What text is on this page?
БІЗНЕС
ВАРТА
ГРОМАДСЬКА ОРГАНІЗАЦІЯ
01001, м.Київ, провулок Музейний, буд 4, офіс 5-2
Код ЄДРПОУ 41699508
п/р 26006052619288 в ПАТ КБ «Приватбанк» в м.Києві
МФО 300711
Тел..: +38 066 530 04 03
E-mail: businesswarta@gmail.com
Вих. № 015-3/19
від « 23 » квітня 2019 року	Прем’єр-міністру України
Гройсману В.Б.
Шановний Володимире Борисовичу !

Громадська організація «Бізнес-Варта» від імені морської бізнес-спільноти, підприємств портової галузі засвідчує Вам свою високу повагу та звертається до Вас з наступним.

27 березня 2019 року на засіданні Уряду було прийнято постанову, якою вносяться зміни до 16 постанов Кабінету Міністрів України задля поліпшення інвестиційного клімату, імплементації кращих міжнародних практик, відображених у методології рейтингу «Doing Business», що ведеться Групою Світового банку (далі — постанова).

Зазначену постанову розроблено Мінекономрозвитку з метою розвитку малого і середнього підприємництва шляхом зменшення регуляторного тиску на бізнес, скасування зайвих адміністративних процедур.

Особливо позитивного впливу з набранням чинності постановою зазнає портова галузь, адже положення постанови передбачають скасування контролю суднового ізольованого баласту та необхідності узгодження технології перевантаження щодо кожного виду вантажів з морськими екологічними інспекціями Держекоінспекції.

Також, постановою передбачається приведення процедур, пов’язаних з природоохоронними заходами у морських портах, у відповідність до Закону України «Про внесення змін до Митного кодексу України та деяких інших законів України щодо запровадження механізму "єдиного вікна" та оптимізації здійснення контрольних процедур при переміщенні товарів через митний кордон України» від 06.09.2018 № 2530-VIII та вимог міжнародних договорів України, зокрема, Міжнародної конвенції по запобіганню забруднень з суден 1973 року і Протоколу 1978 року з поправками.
* * *
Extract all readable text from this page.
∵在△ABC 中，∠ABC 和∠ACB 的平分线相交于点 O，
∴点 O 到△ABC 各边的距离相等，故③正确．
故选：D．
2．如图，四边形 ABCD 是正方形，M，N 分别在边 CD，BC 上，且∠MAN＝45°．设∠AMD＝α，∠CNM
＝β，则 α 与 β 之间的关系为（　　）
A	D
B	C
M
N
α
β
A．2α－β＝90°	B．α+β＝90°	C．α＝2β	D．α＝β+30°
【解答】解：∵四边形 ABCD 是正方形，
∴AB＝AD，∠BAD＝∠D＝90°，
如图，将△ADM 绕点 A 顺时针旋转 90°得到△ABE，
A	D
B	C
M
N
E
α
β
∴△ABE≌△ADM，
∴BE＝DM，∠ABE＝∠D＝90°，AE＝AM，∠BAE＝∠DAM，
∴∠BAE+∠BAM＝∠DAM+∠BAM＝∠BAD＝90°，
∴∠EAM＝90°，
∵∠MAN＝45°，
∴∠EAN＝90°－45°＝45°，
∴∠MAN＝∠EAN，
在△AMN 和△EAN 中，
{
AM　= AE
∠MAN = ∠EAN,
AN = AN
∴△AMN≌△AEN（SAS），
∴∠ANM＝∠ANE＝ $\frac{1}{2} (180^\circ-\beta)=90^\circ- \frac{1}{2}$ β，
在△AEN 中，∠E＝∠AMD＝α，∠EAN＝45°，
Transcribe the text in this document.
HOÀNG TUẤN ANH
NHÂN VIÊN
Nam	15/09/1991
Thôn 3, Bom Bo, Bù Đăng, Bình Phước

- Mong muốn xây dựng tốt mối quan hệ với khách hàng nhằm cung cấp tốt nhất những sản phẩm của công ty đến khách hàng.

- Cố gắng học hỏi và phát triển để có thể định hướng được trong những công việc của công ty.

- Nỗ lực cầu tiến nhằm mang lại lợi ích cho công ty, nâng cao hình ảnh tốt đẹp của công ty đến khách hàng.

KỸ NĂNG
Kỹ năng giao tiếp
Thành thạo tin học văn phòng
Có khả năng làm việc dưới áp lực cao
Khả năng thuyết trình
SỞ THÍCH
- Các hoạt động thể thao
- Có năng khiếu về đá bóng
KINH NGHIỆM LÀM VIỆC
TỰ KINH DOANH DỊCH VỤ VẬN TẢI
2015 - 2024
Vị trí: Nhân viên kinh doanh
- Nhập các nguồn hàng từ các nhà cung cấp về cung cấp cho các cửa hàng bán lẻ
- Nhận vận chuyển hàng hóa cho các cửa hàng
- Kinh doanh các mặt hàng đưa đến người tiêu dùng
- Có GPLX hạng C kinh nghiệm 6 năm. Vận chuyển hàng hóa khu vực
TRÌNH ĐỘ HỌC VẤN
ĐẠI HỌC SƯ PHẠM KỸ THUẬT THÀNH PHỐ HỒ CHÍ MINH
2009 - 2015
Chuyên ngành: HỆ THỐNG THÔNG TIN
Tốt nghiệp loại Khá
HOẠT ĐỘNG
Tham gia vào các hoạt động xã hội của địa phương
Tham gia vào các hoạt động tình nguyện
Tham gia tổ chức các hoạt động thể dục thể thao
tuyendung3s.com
* * *
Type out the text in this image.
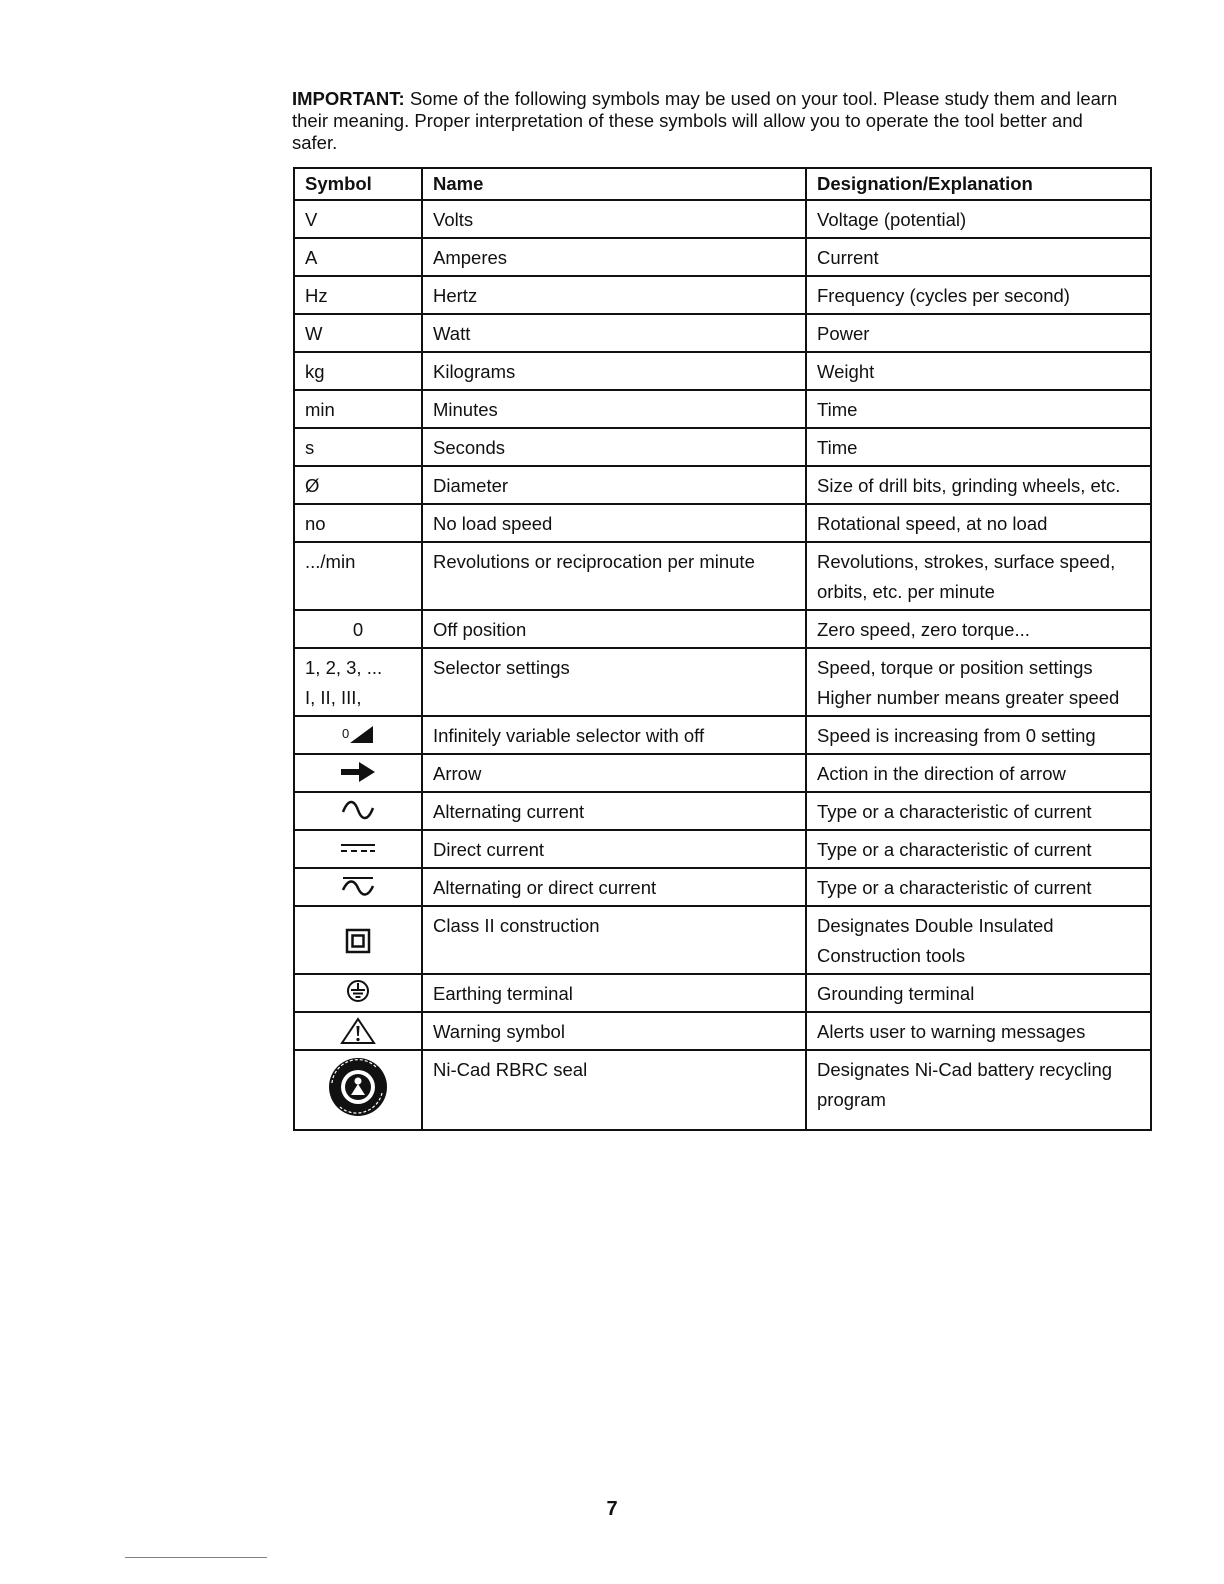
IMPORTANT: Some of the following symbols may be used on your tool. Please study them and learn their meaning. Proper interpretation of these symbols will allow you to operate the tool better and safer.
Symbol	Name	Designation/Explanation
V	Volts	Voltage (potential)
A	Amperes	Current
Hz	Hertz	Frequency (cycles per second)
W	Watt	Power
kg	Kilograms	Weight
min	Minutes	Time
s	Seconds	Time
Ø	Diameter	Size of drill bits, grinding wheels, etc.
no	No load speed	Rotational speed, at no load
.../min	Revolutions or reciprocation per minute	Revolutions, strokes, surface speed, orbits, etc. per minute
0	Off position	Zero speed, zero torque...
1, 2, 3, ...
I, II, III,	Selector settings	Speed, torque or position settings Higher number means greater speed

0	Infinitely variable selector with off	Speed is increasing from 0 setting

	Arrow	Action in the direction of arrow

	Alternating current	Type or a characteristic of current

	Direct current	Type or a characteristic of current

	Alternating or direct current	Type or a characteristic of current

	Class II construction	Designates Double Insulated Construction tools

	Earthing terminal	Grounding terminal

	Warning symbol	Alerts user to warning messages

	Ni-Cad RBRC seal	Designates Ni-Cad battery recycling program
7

▶ [WRITTEN INSTRUCTION]
Check every line for "this" and show the ones that have it.

▶ [RIGHT ANSWER]
What text is on this page?
Extract all readable text from this page.
Transcribe the text in this document.
Type out the text in this image.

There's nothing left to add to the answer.